◆ **RECORDS SHOWN**
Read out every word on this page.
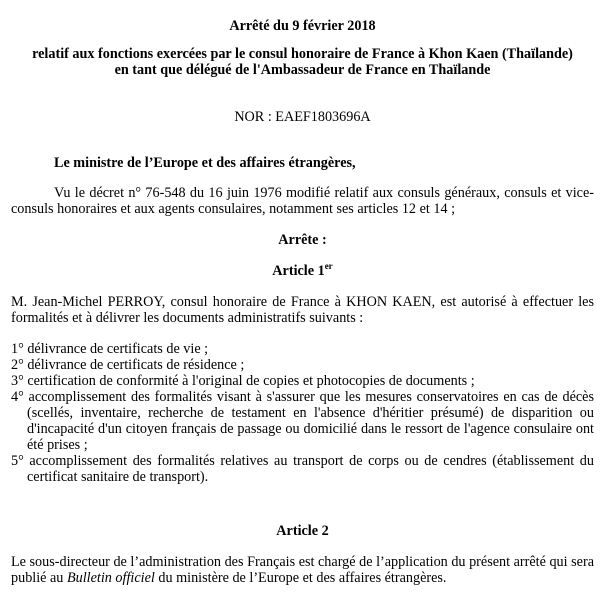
Arrêté du 9 février 2018

relatif aux fonctions exercées par le consul honoraire de France à Khon Kaen (Thaïlande)
en tant que délégué de l'Ambassadeur de France en Thaïlande

NOR : EAEF1803696A

Le ministre de l’Europe et des affaires étrangères,

Vu le décret n° 76-548 du 16 juin 1976 modifié relatif aux consuls généraux, consuls et vice-consuls honoraires et aux agents consulaires, notamment ses articles 12 et 14 ;

Arrête :

Article 1er

M. Jean-Michel PERROY, consul honoraire de France à KHON KAEN, est autorisé à effectuer les formalités et à délivrer les documents administratifs suivants :

1° délivrance de certificats de vie ;
2° délivrance de certificats de résidence ;
3° certification de conformité à l'original de copies et photocopies de documents ;
4° accomplissement des formalités visant à s'assurer que les mesures conservatoires en cas de décès (scellés, inventaire, recherche de testament en l'absence d'héritier présumé) de disparition ou d'incapacité d'un citoyen français de passage ou domicilié dans le ressort de l'agence consulaire ont été prises ;
5° accomplissement des formalités relatives au transport de corps ou de cendres (établissement du certificat sanitaire de transport).

Article 2

Le sous-directeur de l’administration des Français est chargé de l’application du présent arrêté qui sera publié au Bulletin officiel du ministère de l’Europe et des affaires étrangères.
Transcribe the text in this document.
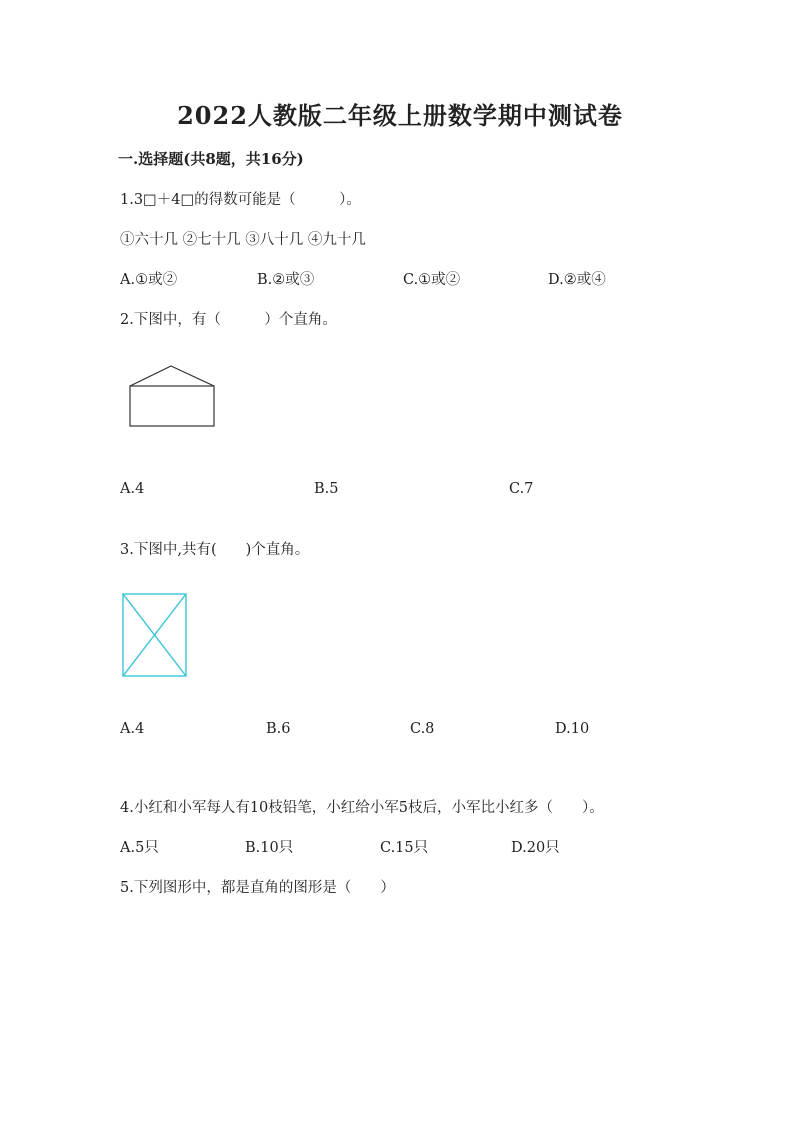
2022人教版二年级上册数学期中测试卷
一.选择题(共8题，共16分)
1.3□＋4□的得数可能是（　　　）。
①六十几 ②七十几 ③八十几 ④九十几
A.①或②	B.②或③	C.①或②	D.②或④
2.下图中，有（　　　）个直角。
A.4	B.5	C.7
3.下图中,共有(　　)个直角。
A.4	B.6	C.8	D.10
4.小红和小军每人有10枝铅笔，小红给小军5枝后，小军比小红多（　　）。
A.5只	B.10只	C.15只	D.20只
5.下列图形中，都是直角的图形是（　　）
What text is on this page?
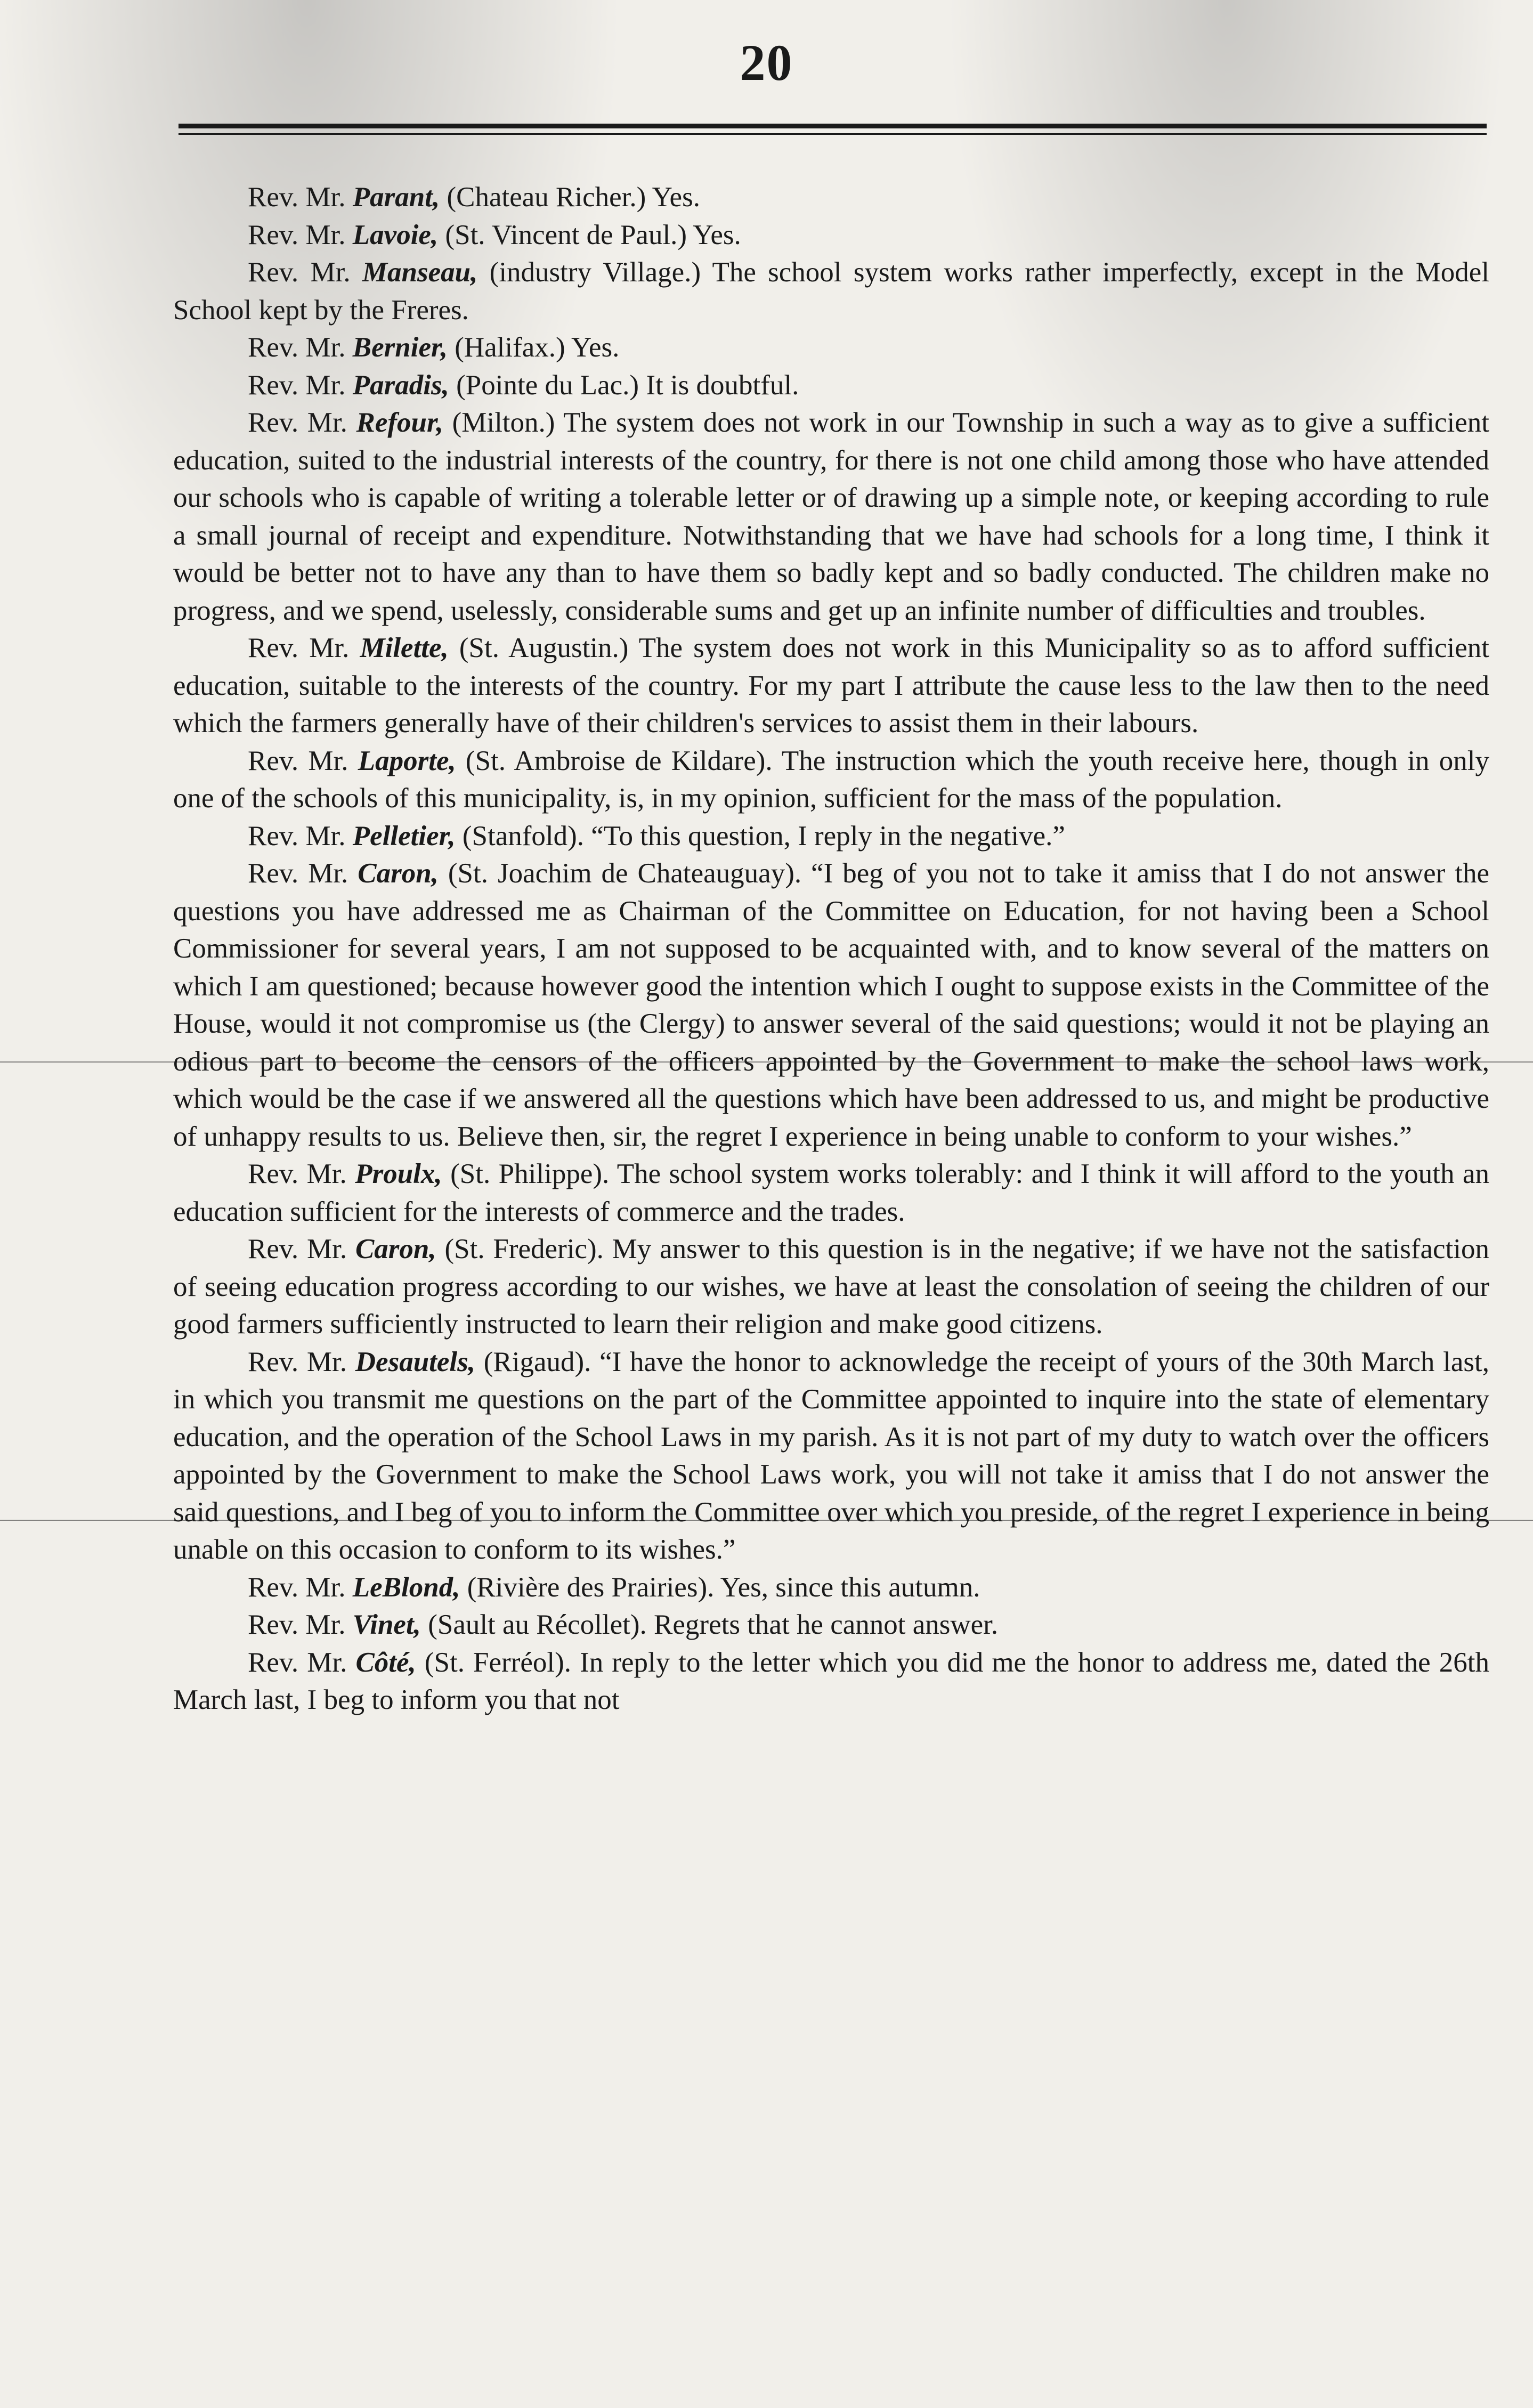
20

Rev. Mr. Parant, (Chateau Richer.) Yes.

Rev. Mr. Lavoie, (St. Vincent de Paul.) Yes.

Rev. Mr. Manseau, (industry Village.) The school system works rather imperfectly, except in the Model School kept by the Freres.

Rev. Mr. Bernier, (Halifax.) Yes.

Rev. Mr. Paradis, (Pointe du Lac.) It is doubtful.

Rev. Mr. Refour, (Milton.) The system does not work in our Township in such a way as to give a sufficient education, suited to the industrial interests of the country, for there is not one child among those who have attended our schools who is capable of writing a tolerable letter or of drawing up a simple note, or keeping according to rule a small journal of receipt and expenditure. Notwithstanding that we have had schools for a long time, I think it would be better not to have any than to have them so badly kept and so badly conducted. The children make no progress, and we spend, uselessly, considerable sums and get up an infinite number of difficulties and troubles.

Rev. Mr. Milette, (St. Augustin.) The system does not work in this Municipality so as to afford sufficient education, suitable to the interests of the country. For my part I attribute the cause less to the law then to the need which the farmers generally have of their children's services to assist them in their labours.

Rev. Mr. Laporte, (St. Ambroise de Kildare). The instruction which the youth receive here, though in only one of the schools of this municipality, is, in my opinion, sufficient for the mass of the population.

Rev. Mr. Pelletier, (Stanfold). “To this question, I reply in the negative.”

Rev. Mr. Caron, (St. Joachim de Chateauguay). “I beg of you not to take it amiss that I do not answer the questions you have addressed me as Chairman of the Committee on Education, for not having been a School Commissioner for several years, I am not supposed to be acquainted with, and to know several of the matters on which I am questioned; because however good the intention which I ought to suppose exists in the Committee of the House, would it not compromise us (the Clergy) to answer several of the said questions; would it not be playing an odious part to become the censors of the officers appointed by the Government to make the school laws work, which would be the case if we answered all the questions which have been addressed to us, and might be productive of unhappy results to us. Believe then, sir, the regret I experience in being unable to conform to your wishes.”

Rev. Mr. Proulx, (St. Philippe). The school system works tolerably: and I think it will afford to the youth an education sufficient for the interests of commerce and the trades.

Rev. Mr. Caron, (St. Frederic). My answer to this question is in the negative; if we have not the satisfaction of seeing education progress according to our wishes, we have at least the consolation of seeing the children of our good farmers sufficiently instructed to learn their religion and make good citizens.

Rev. Mr. Desautels, (Rigaud). “I have the honor to acknowledge the receipt of yours of the 30th March last, in which you transmit me questions on the part of the Committee appointed to inquire into the state of elementary education, and the operation of the School Laws in my parish. As it is not part of my duty to watch over the officers appointed by the Government to make the School Laws work, you will not take it amiss that I do not answer the said questions, and I beg of you to inform the Committee over which you preside, of the regret I experience in being unable on this occasion to conform to its wishes.”

Rev. Mr. LeBlond, (Rivière des Prairies). Yes, since this autumn.

Rev. Mr. Vinet, (Sault au Récollet). Regrets that he cannot answer.

Rev. Mr. Côté, (St. Ferréol). In reply to the letter which you did me the honor to address me, dated the 26th March last, I beg to inform you that not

◆ **TO DO**
Take the data above and repeat it exactly, leaving each picture out.

◆ **EXERCISE SOLUTION**
Read out every word on this page.
Arrêté du 9 février 2018

relatif aux fonctions exercées par le consul honoraire de France à Khon Kaen (Thaïlande)
en tant que délégué de l'Ambassadeur de France en Thaïlande

NOR : EAEF1803696A

Le ministre de l’Europe et des affaires étrangères,

Vu le décret n° 76-548 du 16 juin 1976 modifié relatif aux consuls généraux, consuls et vice-consuls honoraires et aux agents consulaires, notamment ses articles 12 et 14 ;

Arrête :

Article 1er

M. Jean-Michel PERROY, consul honoraire de France à KHON KAEN, est autorisé à effectuer les formalités et à délivrer les documents administratifs suivants :

1° délivrance de certificats de vie ;
2° délivrance de certificats de résidence ;
3° certification de conformité à l'original de copies et photocopies de documents ;
4° accomplissement des formalités visant à s'assurer que les mesures conservatoires en cas de décès (scellés, inventaire, recherche de testament en l'absence d'héritier présumé) de disparition ou d'incapacité d'un citoyen français de passage ou domicilié dans le ressort de l'agence consulaire ont été prises ;
5° accomplissement des formalités relatives au transport de corps ou de cendres (établissement du certificat sanitaire de transport).

Article 2

Le sous-directeur de l’administration des Français est chargé de l’application du présent arrêté qui sera publié au Bulletin officiel du ministère de l’Europe et des affaires étrangères.
Transcribe the text in this document.
2022人教版二年级上册数学期中测试卷
一.选择题(共8题，共16分)
1.3□＋4□的得数可能是（　　　）。
①六十几 ②七十几 ③八十几 ④九十几
A.①或②	B.②或③	C.①或②	D.②或④
2.下图中，有（　　　）个直角。
A.4	B.5	C.7
3.下图中,共有(　　)个直角。
A.4	B.6	C.8	D.10
4.小红和小军每人有10枝铅笔，小红给小军5枝后，小军比小红多（　　）。
A.5只	B.10只	C.15只	D.20只
5.下列图形中，都是直角的图形是（　　）
What text is on this page?
20

Rev. Mr. Parant, (Chateau Richer.) Yes.

Rev. Mr. Lavoie, (St. Vincent de Paul.) Yes.

Rev. Mr. Manseau, (industry Village.) The school system works rather imperfectly, except in the Model School kept by the Freres.

Rev. Mr. Bernier, (Halifax.) Yes.

Rev. Mr. Paradis, (Pointe du Lac.) It is doubtful.

Rev. Mr. Refour, (Milton.) The system does not work in our Township in such a way as to give a sufficient education, suited to the industrial interests of the country, for there is not one child among those who have attended our schools who is capable of writing a tolerable letter or of drawing up a simple note, or keeping according to rule a small journal of receipt and expenditure. Notwithstanding that we have had schools for a long time, I think it would be better not to have any than to have them so badly kept and so badly conducted. The children make no progress, and we spend, uselessly, considerable sums and get up an infinite number of difficulties and troubles.

Rev. Mr. Milette, (St. Augustin.) The system does not work in this Municipality so as to afford sufficient education, suitable to the interests of the country. For my part I attribute the cause less to the law then to the need which the farmers generally have of their children's services to assist them in their labours.

Rev. Mr. Laporte, (St. Ambroise de Kildare). The instruction which the youth receive here, though in only one of the schools of this municipality, is, in my opinion, sufficient for the mass of the population.

Rev. Mr. Pelletier, (Stanfold). “To this question, I reply in the negative.”

Rev. Mr. Caron, (St. Joachim de Chateauguay). “I beg of you not to take it amiss that I do not answer the questions you have addressed me as Chairman of the Committee on Education, for not having been a School Commissioner for several years, I am not supposed to be acquainted with, and to know several of the matters on which I am questioned; because however good the intention which I ought to suppose exists in the Committee of the House, would it not compromise us (the Clergy) to answer several of the said questions; would it not be playing an odious part to become the censors of the officers appointed by the Government to make the school laws work, which would be the case if we answered all the questions which have been addressed to us, and might be productive of unhappy results to us. Believe then, sir, the regret I experience in being unable to conform to your wishes.”

Rev. Mr. Proulx, (St. Philippe). The school system works tolerably: and I think it will afford to the youth an education sufficient for the interests of commerce and the trades.

Rev. Mr. Caron, (St. Frederic). My answer to this question is in the negative; if we have not the satisfaction of seeing education progress according to our wishes, we have at least the consolation of seeing the children of our good farmers sufficiently instructed to learn their religion and make good citizens.

Rev. Mr. Desautels, (Rigaud). “I have the honor to acknowledge the receipt of yours of the 30th March last, in which you transmit me questions on the part of the Committee appointed to inquire into the state of elementary education, and the operation of the School Laws in my parish. As it is not part of my duty to watch over the officers appointed by the Government to make the School Laws work, you will not take it amiss that I do not answer the said questions, and I beg of you to inform the Committee over which you preside, of the regret I experience in being unable on this occasion to conform to its wishes.”

Rev. Mr. LeBlond, (Rivière des Prairies). Yes, since this autumn.

Rev. Mr. Vinet, (Sault au Récollet). Regrets that he cannot answer.

Rev. Mr. Côté, (St. Ferréol). In reply to the letter which you did me the honor to address me, dated the 26th March last, I beg to inform you that not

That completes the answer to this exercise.